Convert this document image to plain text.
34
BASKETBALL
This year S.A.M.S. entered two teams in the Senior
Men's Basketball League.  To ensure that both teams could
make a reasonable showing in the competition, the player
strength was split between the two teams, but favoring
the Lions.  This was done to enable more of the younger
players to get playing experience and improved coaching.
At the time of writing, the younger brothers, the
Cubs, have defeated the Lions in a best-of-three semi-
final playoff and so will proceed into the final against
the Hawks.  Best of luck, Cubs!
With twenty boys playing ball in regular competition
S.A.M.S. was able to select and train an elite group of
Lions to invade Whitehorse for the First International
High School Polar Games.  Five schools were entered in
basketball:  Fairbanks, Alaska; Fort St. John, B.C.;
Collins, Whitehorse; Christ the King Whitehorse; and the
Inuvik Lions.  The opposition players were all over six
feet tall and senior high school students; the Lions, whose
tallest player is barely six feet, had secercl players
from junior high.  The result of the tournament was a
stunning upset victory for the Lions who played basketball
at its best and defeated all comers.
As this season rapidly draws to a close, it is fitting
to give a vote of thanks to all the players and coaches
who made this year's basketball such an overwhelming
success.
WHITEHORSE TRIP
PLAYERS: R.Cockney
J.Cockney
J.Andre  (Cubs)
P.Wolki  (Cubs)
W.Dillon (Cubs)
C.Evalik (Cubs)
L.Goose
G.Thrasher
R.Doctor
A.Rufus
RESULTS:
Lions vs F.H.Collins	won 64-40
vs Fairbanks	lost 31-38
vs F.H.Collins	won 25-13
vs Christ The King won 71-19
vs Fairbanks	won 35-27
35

#####

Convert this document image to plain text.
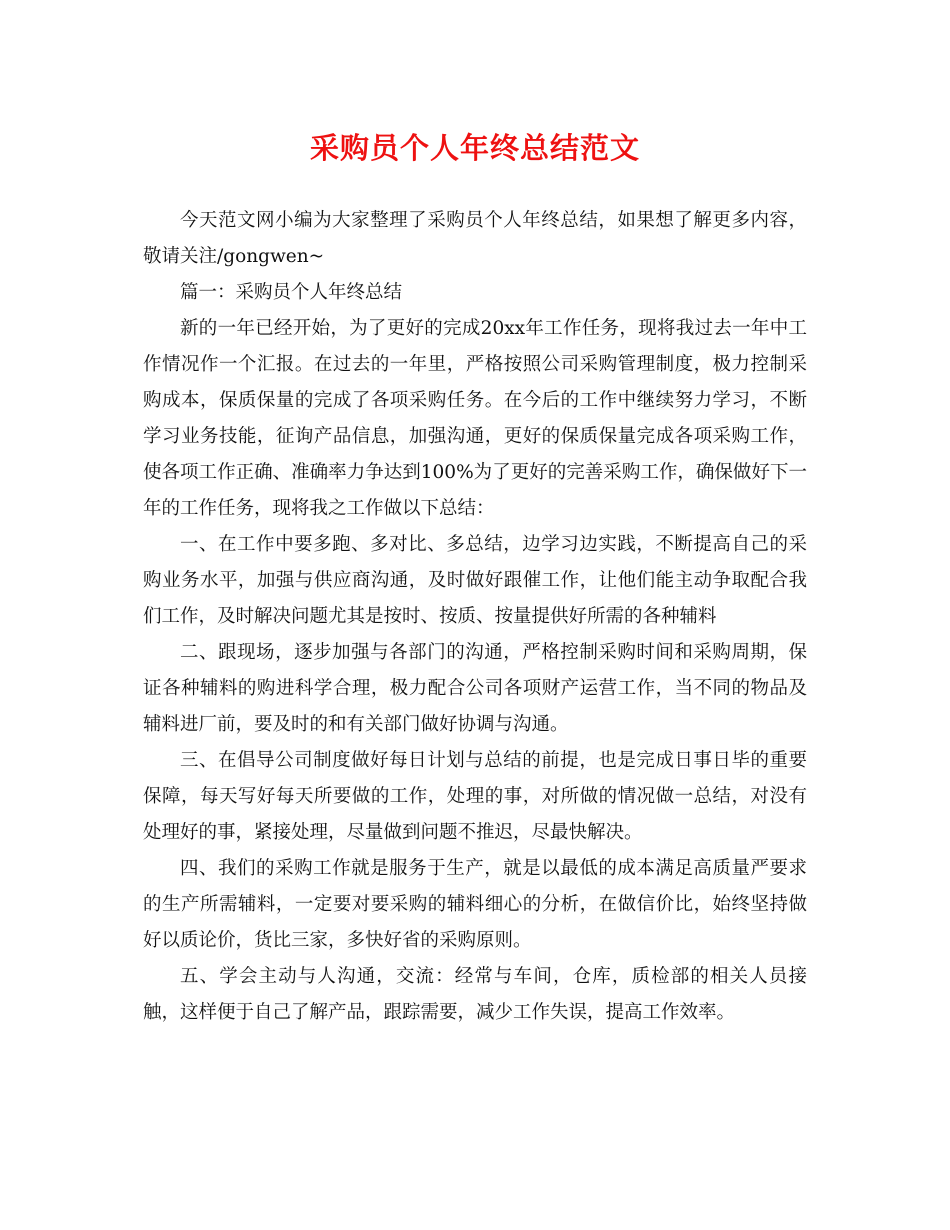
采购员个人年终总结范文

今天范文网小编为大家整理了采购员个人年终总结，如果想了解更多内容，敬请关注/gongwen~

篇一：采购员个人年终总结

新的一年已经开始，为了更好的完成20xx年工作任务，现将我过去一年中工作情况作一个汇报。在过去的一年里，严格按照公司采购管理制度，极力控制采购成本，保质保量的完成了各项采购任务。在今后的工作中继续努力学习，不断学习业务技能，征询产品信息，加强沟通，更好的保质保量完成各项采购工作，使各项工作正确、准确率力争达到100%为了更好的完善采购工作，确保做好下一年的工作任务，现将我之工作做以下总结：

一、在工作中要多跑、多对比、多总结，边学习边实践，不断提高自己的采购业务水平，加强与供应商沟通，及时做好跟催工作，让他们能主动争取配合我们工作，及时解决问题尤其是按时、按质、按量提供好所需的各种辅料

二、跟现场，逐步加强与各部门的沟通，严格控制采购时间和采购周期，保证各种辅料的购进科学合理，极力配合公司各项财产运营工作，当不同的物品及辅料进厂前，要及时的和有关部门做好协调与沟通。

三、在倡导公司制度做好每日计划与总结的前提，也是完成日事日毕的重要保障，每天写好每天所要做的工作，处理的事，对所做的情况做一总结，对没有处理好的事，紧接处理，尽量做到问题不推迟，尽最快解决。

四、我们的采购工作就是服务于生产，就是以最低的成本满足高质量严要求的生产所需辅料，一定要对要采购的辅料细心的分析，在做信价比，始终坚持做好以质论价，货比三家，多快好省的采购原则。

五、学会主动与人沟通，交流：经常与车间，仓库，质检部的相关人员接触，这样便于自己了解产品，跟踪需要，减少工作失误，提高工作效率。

#####

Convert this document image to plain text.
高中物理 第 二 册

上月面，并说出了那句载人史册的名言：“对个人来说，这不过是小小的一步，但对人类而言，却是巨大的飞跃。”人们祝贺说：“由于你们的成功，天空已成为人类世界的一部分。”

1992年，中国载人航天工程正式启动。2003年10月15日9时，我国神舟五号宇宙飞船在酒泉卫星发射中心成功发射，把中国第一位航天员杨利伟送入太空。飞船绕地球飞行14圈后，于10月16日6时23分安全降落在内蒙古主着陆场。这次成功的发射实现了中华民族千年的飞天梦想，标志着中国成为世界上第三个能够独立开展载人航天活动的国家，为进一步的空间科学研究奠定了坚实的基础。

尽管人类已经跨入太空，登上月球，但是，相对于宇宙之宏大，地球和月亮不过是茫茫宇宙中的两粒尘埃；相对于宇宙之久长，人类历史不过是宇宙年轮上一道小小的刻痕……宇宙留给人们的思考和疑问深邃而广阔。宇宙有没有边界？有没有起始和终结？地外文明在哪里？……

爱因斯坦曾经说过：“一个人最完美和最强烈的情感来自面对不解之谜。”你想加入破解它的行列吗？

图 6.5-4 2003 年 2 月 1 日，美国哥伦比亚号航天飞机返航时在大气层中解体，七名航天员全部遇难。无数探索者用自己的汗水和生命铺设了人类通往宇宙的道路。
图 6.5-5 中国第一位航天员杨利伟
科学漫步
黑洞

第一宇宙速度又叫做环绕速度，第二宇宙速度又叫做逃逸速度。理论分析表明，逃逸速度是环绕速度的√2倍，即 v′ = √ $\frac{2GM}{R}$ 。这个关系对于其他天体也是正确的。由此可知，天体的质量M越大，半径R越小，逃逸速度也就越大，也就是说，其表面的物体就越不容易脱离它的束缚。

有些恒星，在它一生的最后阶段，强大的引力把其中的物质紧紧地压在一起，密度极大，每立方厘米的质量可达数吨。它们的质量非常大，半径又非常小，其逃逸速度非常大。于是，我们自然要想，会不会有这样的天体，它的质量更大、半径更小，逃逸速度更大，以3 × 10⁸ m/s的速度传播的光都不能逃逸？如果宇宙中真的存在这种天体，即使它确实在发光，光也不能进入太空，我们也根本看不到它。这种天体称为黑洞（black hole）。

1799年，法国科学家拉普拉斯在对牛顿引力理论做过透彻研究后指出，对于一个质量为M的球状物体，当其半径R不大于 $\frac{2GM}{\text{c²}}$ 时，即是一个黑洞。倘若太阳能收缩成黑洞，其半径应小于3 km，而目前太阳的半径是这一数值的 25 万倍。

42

#####

> _Exercise instructions_
Pick out lines containing the word "defeated", each one as written.

> _Answer in full_
Cubs, have defeated the Lions in a best-of-three semi-
at its best and defeated all comers.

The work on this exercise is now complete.